[Source records]
··········

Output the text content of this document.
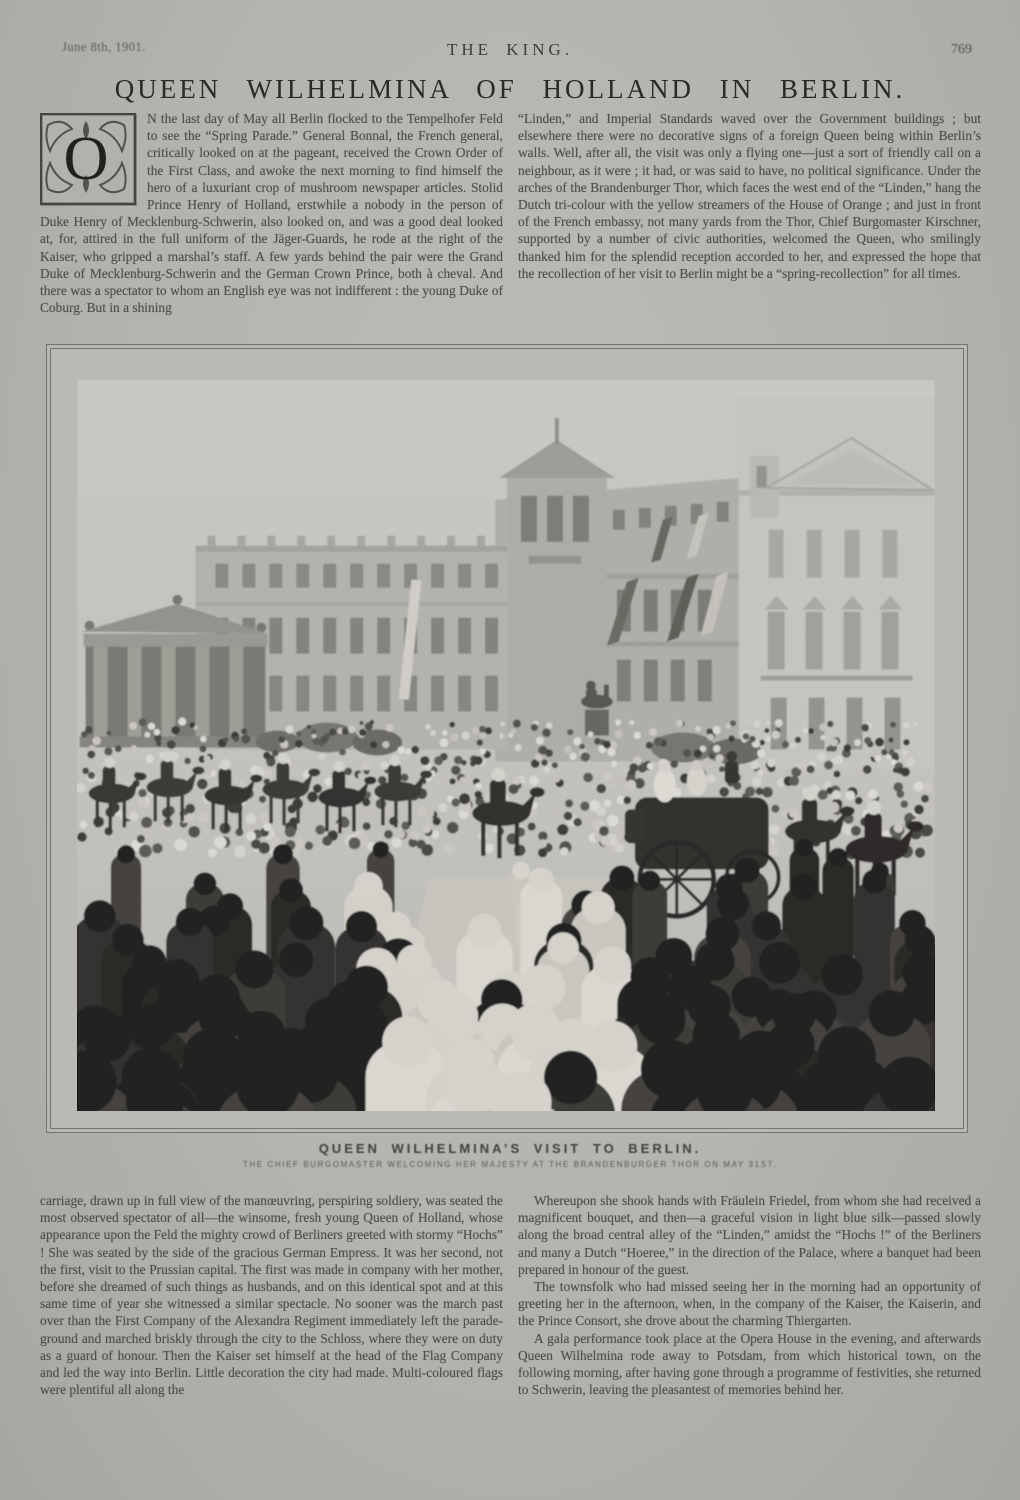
June 8th, 1901.	THE KING.	769
QUEEN WILHELMINA OF HOLLAND IN BERLIN.
O

N the last day of May all Berlin flocked to the Tempelhofer Feld to see the “Spring Parade.” General Bonnal, the French general, critically looked on at the pageant, received the Crown Order of the First Class, and awoke the next morning to find himself the hero of a luxuriant crop of mushroom newspaper articles. Stolid Prince Henry of Holland, erstwhile a nobody in the person of Duke Henry of Mecklenburg-Schwerin, also looked on, and was a good deal looked at, for, attired in the full uniform of the Jäger-Guards, he rode at the right of the Kaiser, who gripped a marshal’s staff. A few yards behind the pair were the Grand Duke of Mecklenburg-Schwerin and the German Crown Prince, both à cheval. And there was a spectator to whom an English eye was not indifferent : the young Duke of Coburg. But in a shining

“Linden,” and Imperial Standards waved over the Government buildings ; but elsewhere there were no decorative signs of a foreign Queen being within Berlin’s walls. Well, after all, the visit was only a flying one—just a sort of friendly call on a neighbour, as it were ; it had, or was said to have, no political significance. Under the arches of the Brandenburger Thor, which faces the west end of the “Linden,” hang the Dutch tri-colour with the yellow streamers of the House of Orange ; and just in front of the French embassy, not many yards from the Thor, Chief Burgomaster Kirschner, supported by a number of civic authorities, welcomed the Queen, who smilingly thanked him for the splendid reception accorded to her, and expressed the hope that the recollection of her visit to Berlin might be a “spring-recollection” for all times.

QUEEN WILHELMINA’S VISIT TO BERLIN.
THE CHIEF BURGOMASTER WELCOMING HER MAJESTY AT THE BRANDENBURGER THOR ON MAY 31ST.

carriage, drawn up in full view of the manœuvring, perspiring soldiery, was seated the most observed spectator of all—the winsome, fresh young Queen of Holland, whose appearance upon the Feld the mighty crowd of Berliners greeted with stormy “Hochs” ! She was seated by the side of the gracious German Empress. It was her second, not the first, visit to the Prussian capital. The first was made in company with her mother, before she dreamed of such things as husbands, and on this identical spot and at this same time of year she witnessed a similar spectacle. No sooner was the march past over than the First Company of the Alexandra Regiment immediately left the parade-ground and marched briskly through the city to the Schloss, where they were on duty as a guard of honour. Then the Kaiser set himself at the head of the Flag Company and led the way into Berlin. Little decoration the city had made. Multi-coloured flags were plentiful all along the

Whereupon she shook hands with Fräulein Friedel, from whom she had received a magnificent bouquet, and then—a graceful vision in light blue silk—passed slowly along the broad central alley of the “Linden,” amidst the “Hochs !” of the Berliners and many a Dutch “Hoeree,” in the direction of the Palace, where a banquet had been prepared in honour of the guest.

The townsfolk who had missed seeing her in the morning had an opportunity of greeting her in the afternoon, when, in the company of the Kaiser, the Kaiserin, and the Prince Consort, she drove about the charming Thiergarten.

A gala performance took place at the Opera House in the evening, and afterwards Queen Wilhelmina rode away to Potsdam, from which historical town, on the following morning, after having gone through a programme of festivities, she returned to Schwerin, leaving the pleasantest of memories behind her.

··········

● **What to produce**
Leave the pictures out and output the rest of the listing exactly.

● **Right answer**
Output the text content of this document.
June 8th, 1901.	THE KING.	769
QUEEN WILHELMINA OF HOLLAND IN BERLIN.
O

N the last day of May all Berlin flocked to the Tempelhofer Feld to see the “Spring Parade.” General Bonnal, the French general, critically looked on at the pageant, received the Crown Order of the First Class, and awoke the next morning to find himself the hero of a luxuriant crop of mushroom newspaper articles. Stolid Prince Henry of Holland, erstwhile a nobody in the person of Duke Henry of Mecklenburg-Schwerin, also looked on, and was a good deal looked at, for, attired in the full uniform of the Jäger-Guards, he rode at the right of the Kaiser, who gripped a marshal’s staff. A few yards behind the pair were the Grand Duke of Mecklenburg-Schwerin and the German Crown Prince, both à cheval. And there was a spectator to whom an English eye was not indifferent : the young Duke of Coburg. But in a shining

“Linden,” and Imperial Standards waved over the Government buildings ; but elsewhere there were no decorative signs of a foreign Queen being within Berlin’s walls. Well, after all, the visit was only a flying one—just a sort of friendly call on a neighbour, as it were ; it had, or was said to have, no political significance. Under the arches of the Brandenburger Thor, which faces the west end of the “Linden,” hang the Dutch tri-colour with the yellow streamers of the House of Orange ; and just in front of the French embassy, not many yards from the Thor, Chief Burgomaster Kirschner, supported by a number of civic authorities, welcomed the Queen, who smilingly thanked him for the splendid reception accorded to her, and expressed the hope that the recollection of her visit to Berlin might be a “spring-recollection” for all times.

QUEEN WILHELMINA’S VISIT TO BERLIN.
THE CHIEF BURGOMASTER WELCOMING HER MAJESTY AT THE BRANDENBURGER THOR ON MAY 31ST.

carriage, drawn up in full view of the manœuvring, perspiring soldiery, was seated the most observed spectator of all—the winsome, fresh young Queen of Holland, whose appearance upon the Feld the mighty crowd of Berliners greeted with stormy “Hochs” ! She was seated by the side of the gracious German Empress. It was her second, not the first, visit to the Prussian capital. The first was made in company with her mother, before she dreamed of such things as husbands, and on this identical spot and at this same time of year she witnessed a similar spectacle. No sooner was the march past over than the First Company of the Alexandra Regiment immediately left the parade-ground and marched briskly through the city to the Schloss, where they were on duty as a guard of honour. Then the Kaiser set himself at the head of the Flag Company and led the way into Berlin. Little decoration the city had made. Multi-coloured flags were plentiful all along the

Whereupon she shook hands with Fräulein Friedel, from whom she had received a magnificent bouquet, and then—a graceful vision in light blue silk—passed slowly along the broad central alley of the “Linden,” amidst the “Hochs !” of the Berliners and many a Dutch “Hoeree,” in the direction of the Palace, where a banquet had been prepared in honour of the guest.

The townsfolk who had missed seeing her in the morning had an opportunity of greeting her in the afternoon, when, in the company of the Kaiser, the Kaiserin, and the Prince Consort, she drove about the charming Thiergarten.

A gala performance took place at the Opera House in the evening, and afterwards Queen Wilhelmina rode away to Potsdam, from which historical town, on the following morning, after having gone through a programme of festivities, she returned to Schwerin, leaving the pleasantest of memories behind her.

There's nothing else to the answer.